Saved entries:
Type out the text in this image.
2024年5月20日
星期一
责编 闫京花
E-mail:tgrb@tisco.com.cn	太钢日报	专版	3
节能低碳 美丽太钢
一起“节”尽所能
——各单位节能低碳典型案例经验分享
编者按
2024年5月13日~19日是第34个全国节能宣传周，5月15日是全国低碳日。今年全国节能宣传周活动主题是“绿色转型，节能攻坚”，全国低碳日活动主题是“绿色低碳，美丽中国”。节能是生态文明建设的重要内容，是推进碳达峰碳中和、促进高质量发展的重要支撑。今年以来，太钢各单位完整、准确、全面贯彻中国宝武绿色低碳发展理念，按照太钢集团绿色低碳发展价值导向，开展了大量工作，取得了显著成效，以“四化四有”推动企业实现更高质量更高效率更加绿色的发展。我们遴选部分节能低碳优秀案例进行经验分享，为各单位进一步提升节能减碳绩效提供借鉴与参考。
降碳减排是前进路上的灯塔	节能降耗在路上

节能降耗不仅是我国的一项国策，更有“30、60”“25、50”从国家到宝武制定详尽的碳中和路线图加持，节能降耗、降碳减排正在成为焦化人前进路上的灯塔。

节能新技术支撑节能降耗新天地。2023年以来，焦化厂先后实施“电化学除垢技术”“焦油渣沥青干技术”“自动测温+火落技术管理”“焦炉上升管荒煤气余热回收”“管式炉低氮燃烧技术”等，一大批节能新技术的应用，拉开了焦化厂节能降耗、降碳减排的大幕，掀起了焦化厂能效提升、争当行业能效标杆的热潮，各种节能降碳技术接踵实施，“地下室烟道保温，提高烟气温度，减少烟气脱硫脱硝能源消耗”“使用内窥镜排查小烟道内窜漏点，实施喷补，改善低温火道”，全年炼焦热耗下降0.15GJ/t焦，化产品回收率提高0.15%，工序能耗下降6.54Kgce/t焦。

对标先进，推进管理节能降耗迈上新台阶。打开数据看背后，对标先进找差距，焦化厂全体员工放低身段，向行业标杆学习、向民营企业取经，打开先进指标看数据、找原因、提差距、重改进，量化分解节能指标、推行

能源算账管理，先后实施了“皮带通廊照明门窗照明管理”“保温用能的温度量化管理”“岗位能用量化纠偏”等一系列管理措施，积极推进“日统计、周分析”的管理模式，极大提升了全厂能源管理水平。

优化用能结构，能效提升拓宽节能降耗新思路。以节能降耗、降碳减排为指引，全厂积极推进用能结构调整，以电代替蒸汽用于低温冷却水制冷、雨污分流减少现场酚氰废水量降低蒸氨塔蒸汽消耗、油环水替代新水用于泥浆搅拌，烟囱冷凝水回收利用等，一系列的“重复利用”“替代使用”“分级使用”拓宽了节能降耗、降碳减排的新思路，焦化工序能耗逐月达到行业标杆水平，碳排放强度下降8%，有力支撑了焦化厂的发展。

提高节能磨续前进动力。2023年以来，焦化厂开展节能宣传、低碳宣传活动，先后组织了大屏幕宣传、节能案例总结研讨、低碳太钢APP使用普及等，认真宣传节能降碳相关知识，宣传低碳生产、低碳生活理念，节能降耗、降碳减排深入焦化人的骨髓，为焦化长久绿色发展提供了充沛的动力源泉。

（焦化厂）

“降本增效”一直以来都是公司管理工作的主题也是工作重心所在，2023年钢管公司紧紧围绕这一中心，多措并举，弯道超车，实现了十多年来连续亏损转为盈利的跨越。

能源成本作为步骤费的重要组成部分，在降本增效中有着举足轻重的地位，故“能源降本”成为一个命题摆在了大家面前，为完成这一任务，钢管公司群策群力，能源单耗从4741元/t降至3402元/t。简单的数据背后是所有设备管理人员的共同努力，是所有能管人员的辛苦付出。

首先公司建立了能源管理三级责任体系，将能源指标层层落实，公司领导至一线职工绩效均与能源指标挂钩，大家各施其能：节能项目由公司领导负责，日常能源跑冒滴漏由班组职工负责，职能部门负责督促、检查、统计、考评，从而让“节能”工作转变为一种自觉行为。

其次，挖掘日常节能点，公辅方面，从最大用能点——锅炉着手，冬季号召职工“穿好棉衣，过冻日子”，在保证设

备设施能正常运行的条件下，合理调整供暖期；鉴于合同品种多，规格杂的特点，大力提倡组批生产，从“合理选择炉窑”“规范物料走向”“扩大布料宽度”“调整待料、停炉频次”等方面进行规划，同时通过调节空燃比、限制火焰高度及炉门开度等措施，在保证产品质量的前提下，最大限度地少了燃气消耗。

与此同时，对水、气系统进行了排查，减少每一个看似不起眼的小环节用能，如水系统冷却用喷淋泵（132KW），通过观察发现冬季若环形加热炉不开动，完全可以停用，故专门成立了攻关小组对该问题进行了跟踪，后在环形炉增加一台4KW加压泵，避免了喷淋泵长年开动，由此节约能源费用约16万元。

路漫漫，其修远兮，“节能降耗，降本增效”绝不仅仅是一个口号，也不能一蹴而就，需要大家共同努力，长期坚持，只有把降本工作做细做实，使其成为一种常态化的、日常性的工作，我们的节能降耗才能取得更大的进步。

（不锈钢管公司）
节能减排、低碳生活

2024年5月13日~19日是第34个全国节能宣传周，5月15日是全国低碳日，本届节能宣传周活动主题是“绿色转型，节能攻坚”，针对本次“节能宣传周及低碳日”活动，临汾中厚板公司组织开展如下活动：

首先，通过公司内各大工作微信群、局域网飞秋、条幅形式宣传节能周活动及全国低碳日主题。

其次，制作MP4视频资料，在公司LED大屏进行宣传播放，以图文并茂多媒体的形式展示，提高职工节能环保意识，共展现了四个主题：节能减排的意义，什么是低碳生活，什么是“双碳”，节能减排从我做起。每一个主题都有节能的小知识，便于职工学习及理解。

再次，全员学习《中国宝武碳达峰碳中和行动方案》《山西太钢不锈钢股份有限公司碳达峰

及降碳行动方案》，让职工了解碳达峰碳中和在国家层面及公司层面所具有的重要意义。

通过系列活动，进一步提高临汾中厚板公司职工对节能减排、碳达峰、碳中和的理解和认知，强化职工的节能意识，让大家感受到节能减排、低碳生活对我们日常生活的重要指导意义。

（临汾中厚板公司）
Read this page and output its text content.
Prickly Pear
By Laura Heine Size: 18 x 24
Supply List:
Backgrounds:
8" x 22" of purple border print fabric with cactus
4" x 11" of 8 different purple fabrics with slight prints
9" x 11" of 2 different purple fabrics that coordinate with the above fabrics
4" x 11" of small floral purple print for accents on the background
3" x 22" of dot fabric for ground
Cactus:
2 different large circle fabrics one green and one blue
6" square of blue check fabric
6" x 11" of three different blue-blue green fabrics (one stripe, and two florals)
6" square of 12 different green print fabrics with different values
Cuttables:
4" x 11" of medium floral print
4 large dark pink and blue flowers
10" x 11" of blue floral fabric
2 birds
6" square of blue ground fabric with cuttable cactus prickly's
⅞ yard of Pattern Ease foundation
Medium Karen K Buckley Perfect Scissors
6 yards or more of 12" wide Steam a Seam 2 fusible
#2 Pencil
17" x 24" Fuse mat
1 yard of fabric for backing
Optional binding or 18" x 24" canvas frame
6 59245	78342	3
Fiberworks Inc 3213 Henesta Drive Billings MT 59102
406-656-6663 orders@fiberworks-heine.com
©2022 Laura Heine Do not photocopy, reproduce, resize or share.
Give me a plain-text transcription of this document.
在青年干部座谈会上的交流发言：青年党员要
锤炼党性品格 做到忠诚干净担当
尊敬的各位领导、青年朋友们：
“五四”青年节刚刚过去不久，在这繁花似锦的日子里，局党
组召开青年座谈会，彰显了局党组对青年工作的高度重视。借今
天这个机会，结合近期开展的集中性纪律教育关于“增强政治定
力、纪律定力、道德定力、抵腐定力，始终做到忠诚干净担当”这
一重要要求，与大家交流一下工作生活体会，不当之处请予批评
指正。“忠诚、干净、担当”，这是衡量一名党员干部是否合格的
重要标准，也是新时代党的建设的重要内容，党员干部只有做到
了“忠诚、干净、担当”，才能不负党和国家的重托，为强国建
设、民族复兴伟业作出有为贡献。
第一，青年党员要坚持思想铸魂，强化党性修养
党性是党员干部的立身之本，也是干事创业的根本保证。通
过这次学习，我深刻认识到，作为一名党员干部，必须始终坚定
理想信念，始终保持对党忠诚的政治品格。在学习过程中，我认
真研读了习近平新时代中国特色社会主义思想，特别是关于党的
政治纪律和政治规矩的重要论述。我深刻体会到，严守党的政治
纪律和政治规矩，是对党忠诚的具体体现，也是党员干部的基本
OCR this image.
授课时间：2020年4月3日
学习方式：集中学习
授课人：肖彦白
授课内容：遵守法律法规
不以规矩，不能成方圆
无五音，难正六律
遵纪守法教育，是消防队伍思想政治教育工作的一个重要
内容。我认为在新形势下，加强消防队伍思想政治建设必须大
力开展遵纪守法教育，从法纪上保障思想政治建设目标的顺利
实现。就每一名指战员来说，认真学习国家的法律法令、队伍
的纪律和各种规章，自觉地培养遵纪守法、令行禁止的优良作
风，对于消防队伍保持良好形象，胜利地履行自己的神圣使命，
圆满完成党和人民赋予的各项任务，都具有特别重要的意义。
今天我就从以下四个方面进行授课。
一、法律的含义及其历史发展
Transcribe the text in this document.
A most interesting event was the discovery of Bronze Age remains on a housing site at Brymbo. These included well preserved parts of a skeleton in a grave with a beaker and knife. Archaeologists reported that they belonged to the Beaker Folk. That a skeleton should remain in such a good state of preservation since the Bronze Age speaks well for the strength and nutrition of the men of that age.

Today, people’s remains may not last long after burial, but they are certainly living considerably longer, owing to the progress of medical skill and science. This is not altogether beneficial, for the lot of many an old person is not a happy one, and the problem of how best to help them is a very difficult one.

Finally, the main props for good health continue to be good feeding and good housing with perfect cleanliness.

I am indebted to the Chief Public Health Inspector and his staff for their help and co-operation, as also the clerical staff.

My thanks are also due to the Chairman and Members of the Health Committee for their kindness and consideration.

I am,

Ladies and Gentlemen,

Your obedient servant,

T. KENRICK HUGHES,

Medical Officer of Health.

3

*Exercise directions*. Look through the entries above and list every line containing "text".

*Result*.
Type out the text in this image.
Read this page and output its text content.
Give me a plain-text transcription of this document.
Transcribe the text in this document.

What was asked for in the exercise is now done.